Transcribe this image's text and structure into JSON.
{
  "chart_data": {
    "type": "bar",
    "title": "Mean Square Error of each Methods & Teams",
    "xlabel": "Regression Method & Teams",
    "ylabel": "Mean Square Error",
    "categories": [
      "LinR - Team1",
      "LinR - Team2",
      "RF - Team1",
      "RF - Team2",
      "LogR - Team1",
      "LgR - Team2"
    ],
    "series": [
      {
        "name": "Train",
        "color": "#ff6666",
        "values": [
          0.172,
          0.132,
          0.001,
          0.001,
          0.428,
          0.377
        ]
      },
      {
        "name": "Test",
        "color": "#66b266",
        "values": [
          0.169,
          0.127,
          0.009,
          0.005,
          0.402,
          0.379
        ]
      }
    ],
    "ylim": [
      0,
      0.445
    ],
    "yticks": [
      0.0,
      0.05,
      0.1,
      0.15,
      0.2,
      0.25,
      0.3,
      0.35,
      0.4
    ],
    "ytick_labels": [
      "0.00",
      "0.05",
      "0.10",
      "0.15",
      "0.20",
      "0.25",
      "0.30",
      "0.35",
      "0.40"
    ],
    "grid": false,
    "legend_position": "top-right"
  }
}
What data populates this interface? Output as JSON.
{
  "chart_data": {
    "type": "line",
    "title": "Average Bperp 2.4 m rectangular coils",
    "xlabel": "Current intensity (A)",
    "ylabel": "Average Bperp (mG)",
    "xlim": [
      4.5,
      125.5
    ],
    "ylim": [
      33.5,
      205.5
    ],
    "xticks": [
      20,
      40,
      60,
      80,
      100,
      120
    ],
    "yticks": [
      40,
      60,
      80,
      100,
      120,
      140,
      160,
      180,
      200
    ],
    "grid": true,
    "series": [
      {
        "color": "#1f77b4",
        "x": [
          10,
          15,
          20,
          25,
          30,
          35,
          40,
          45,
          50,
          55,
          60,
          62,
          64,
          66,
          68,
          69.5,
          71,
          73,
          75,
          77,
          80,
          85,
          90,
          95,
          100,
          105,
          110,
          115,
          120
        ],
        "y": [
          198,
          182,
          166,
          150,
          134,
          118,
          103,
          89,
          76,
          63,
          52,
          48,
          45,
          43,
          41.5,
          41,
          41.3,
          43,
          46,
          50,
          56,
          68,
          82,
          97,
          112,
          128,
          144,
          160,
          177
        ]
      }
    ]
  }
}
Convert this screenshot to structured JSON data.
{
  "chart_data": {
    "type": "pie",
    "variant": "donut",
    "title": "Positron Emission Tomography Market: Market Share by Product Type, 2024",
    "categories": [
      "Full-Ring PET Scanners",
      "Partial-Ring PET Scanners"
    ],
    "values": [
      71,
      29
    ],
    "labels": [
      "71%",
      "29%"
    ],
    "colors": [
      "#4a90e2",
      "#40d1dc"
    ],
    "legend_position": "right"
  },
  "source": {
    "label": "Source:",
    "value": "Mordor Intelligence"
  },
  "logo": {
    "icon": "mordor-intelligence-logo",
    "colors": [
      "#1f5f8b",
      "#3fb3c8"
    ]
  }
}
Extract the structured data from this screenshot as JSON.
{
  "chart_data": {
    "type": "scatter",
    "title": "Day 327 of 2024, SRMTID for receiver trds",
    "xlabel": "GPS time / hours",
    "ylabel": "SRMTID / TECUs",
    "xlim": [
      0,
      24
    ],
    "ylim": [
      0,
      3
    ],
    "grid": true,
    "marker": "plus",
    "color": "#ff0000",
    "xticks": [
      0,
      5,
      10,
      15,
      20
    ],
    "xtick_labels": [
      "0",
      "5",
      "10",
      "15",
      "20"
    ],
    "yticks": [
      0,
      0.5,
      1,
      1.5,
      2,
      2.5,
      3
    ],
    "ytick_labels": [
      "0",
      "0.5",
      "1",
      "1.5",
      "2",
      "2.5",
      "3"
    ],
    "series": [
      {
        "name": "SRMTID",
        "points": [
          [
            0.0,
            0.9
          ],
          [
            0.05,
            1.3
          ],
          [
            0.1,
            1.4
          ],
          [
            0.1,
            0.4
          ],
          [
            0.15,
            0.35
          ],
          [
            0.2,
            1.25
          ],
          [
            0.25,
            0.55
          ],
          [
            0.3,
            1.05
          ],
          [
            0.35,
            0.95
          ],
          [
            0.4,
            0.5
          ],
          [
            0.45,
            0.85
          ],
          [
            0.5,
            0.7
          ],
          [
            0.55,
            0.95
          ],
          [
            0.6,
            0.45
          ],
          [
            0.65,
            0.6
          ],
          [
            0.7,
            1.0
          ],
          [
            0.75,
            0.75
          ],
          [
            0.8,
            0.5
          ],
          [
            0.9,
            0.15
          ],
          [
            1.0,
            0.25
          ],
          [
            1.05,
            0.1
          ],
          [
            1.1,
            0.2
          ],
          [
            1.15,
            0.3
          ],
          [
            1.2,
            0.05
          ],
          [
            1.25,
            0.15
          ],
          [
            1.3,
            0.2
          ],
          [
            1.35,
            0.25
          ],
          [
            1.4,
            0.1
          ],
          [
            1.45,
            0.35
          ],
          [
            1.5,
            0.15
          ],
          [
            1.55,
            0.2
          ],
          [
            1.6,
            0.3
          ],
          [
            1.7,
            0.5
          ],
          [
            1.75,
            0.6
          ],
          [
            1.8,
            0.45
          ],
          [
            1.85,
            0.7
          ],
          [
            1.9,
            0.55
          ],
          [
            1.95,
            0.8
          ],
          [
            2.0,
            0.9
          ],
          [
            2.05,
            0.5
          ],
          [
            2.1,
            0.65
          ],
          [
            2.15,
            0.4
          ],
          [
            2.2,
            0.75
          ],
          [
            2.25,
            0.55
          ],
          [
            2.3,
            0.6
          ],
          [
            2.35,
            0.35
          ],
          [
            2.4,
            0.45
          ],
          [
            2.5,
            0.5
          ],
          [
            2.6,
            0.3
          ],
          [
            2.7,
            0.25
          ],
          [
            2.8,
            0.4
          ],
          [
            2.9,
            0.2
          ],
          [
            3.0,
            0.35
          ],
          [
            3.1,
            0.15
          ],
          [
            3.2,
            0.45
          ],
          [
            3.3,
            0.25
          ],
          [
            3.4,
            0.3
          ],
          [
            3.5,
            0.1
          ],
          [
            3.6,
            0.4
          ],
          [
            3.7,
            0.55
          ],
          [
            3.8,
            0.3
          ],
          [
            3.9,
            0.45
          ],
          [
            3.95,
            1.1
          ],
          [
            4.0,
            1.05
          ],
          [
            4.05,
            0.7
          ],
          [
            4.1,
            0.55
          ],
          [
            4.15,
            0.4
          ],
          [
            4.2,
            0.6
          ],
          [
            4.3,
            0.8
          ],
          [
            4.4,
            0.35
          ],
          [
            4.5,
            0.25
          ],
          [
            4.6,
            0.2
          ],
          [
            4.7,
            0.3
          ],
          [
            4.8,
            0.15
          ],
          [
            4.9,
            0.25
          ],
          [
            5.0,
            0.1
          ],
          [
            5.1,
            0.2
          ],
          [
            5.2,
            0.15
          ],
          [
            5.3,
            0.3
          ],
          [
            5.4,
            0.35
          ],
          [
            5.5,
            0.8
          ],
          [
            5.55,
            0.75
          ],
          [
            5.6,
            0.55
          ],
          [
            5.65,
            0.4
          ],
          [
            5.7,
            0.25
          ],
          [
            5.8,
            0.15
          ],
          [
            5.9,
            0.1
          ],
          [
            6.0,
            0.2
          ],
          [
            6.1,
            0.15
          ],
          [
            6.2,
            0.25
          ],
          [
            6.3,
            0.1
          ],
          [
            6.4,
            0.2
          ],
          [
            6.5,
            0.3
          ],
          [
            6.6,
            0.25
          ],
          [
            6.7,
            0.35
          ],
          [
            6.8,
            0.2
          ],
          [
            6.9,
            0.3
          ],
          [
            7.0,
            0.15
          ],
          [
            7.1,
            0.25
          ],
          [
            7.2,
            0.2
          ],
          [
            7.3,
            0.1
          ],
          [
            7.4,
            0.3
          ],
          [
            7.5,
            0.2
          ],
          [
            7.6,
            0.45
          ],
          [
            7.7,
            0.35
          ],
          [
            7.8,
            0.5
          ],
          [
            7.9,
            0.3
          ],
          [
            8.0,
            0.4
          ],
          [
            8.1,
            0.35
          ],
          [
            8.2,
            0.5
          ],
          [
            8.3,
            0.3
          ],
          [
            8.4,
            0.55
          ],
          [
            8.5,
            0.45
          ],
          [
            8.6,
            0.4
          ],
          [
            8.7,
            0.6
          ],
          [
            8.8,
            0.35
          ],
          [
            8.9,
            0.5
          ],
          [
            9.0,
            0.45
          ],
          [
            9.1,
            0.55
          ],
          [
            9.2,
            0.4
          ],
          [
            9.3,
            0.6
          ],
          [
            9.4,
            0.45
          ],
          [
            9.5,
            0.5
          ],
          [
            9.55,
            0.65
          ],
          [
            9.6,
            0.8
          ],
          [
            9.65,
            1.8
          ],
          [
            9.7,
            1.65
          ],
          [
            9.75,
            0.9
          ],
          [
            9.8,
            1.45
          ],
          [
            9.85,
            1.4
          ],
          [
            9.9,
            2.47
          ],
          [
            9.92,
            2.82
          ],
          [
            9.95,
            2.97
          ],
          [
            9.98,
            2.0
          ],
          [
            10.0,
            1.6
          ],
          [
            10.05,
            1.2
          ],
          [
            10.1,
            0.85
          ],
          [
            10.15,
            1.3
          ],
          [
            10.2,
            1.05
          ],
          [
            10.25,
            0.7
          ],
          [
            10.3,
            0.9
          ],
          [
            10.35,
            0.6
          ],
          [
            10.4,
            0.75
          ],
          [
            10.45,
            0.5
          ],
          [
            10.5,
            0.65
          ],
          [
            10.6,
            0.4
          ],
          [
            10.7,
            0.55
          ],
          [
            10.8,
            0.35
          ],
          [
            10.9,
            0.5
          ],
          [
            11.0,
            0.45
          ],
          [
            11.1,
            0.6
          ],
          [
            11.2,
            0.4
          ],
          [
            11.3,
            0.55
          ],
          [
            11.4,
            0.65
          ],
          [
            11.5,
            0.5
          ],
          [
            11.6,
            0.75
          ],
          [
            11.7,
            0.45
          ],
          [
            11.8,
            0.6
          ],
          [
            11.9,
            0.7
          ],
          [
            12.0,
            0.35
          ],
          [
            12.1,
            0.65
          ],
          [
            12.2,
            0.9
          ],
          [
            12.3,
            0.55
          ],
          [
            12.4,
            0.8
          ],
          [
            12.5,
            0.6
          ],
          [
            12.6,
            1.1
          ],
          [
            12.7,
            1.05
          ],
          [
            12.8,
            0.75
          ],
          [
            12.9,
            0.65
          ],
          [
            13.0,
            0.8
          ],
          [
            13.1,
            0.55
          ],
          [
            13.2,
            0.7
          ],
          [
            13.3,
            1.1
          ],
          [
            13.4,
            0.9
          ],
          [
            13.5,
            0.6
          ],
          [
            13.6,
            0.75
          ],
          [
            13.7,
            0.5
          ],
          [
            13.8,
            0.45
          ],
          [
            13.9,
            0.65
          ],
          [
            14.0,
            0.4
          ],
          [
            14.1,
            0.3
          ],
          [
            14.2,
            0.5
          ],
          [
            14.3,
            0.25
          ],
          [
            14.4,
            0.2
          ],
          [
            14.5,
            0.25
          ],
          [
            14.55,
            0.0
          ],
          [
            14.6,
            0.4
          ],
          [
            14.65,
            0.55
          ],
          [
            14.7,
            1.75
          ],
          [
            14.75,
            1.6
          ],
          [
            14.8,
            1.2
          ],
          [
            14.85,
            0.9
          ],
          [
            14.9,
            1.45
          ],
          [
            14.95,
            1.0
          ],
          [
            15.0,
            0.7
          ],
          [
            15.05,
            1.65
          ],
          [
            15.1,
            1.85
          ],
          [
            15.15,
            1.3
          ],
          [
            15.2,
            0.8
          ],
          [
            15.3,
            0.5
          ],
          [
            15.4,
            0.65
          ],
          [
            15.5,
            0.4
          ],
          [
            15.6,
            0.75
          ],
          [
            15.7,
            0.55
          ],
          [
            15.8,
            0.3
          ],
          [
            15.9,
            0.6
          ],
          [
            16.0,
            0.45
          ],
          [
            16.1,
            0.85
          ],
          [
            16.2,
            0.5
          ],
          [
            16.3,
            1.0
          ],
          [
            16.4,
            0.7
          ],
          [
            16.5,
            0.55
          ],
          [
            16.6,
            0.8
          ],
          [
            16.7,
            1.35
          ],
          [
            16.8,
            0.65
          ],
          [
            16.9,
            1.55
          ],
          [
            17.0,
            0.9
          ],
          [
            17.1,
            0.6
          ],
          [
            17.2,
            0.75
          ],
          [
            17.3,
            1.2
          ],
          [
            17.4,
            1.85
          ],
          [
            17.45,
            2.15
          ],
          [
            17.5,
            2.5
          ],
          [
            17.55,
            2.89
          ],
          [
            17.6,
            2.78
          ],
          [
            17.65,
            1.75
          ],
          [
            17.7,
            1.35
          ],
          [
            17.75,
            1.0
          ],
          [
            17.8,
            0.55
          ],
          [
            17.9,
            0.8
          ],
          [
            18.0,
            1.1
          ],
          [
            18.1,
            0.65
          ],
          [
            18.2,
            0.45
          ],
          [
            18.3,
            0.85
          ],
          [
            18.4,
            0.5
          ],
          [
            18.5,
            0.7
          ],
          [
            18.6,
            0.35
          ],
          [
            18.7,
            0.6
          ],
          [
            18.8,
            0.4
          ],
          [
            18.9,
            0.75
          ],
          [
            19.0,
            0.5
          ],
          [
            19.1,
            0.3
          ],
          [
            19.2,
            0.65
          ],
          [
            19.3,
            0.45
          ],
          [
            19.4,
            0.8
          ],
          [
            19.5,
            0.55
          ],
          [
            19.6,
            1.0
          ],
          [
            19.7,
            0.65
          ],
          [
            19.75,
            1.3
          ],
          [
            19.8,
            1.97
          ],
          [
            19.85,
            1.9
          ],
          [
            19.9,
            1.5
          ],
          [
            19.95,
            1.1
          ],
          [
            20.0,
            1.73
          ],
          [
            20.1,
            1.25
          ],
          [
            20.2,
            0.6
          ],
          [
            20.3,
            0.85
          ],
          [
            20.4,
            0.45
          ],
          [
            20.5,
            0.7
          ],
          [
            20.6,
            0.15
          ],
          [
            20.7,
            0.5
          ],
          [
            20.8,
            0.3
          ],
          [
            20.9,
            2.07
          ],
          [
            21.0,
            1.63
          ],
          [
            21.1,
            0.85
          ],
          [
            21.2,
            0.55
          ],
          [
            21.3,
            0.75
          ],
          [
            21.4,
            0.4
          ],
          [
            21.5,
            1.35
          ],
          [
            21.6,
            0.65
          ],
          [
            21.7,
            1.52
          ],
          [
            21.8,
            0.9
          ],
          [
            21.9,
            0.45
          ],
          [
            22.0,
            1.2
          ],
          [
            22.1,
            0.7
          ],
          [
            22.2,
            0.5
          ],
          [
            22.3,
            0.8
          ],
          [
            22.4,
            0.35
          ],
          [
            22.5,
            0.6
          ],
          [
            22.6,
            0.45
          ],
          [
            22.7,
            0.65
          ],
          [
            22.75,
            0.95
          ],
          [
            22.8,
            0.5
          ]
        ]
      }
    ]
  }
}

* _Set exercise_
Go through the records above and copy every line with the word "screenshot".

* _Response_
Convert this screenshot to structured JSON data.
Extract the structured data from this screenshot as JSON.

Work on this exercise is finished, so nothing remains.